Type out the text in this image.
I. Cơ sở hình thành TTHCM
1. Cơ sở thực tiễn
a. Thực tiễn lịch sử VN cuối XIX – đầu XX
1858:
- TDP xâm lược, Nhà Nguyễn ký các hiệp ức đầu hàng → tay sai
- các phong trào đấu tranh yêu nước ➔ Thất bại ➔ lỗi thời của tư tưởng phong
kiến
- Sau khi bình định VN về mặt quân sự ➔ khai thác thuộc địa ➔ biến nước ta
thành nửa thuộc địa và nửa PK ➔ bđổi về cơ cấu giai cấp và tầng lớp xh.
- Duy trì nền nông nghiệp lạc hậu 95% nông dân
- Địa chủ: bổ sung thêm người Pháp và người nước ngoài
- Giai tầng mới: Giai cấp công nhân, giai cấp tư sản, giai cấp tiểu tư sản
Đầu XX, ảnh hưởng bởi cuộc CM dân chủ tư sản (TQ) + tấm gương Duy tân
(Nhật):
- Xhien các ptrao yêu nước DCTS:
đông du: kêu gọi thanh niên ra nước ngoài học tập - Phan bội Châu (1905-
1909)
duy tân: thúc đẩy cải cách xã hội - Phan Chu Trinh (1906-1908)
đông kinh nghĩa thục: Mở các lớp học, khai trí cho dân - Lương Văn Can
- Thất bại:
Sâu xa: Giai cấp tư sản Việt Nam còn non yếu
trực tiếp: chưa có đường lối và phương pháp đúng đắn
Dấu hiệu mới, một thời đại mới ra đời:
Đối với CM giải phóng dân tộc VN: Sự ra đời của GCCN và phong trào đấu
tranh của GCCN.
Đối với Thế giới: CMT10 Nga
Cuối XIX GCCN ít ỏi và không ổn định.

------------------------------------------------------------------------

_Exercise aim_: Please restate the whole listing word for word.

_Task output_:
Type out the text in this image.
I. Cơ sở hình thành TTHCM
1. Cơ sở thực tiễn
a. Thực tiễn lịch sử VN cuối XIX – đầu XX
1858:
- TDP xâm lược, Nhà Nguyễn ký các hiệp ức đầu hàng → tay sai
- các phong trào đấu tranh yêu nước ➔ Thất bại ➔ lỗi thời của tư tưởng phong
kiến
- Sau khi bình định VN về mặt quân sự ➔ khai thác thuộc địa ➔ biến nước ta
thành nửa thuộc địa và nửa PK ➔ bđổi về cơ cấu giai cấp và tầng lớp xh.
- Duy trì nền nông nghiệp lạc hậu 95% nông dân
- Địa chủ: bổ sung thêm người Pháp và người nước ngoài
- Giai tầng mới: Giai cấp công nhân, giai cấp tư sản, giai cấp tiểu tư sản
Đầu XX, ảnh hưởng bởi cuộc CM dân chủ tư sản (TQ) + tấm gương Duy tân
(Nhật):
- Xhien các ptrao yêu nước DCTS:
đông du: kêu gọi thanh niên ra nước ngoài học tập - Phan bội Châu (1905-
1909)
duy tân: thúc đẩy cải cách xã hội - Phan Chu Trinh (1906-1908)
đông kinh nghĩa thục: Mở các lớp học, khai trí cho dân - Lương Văn Can
- Thất bại:
Sâu xa: Giai cấp tư sản Việt Nam còn non yếu
trực tiếp: chưa có đường lối và phương pháp đúng đắn
Dấu hiệu mới, một thời đại mới ra đời:
Đối với CM giải phóng dân tộc VN: Sự ra đời của GCCN và phong trào đấu
tranh của GCCN.
Đối với Thế giới: CMT10 Nga
Cuối XIX GCCN ít ỏi và không ổn định.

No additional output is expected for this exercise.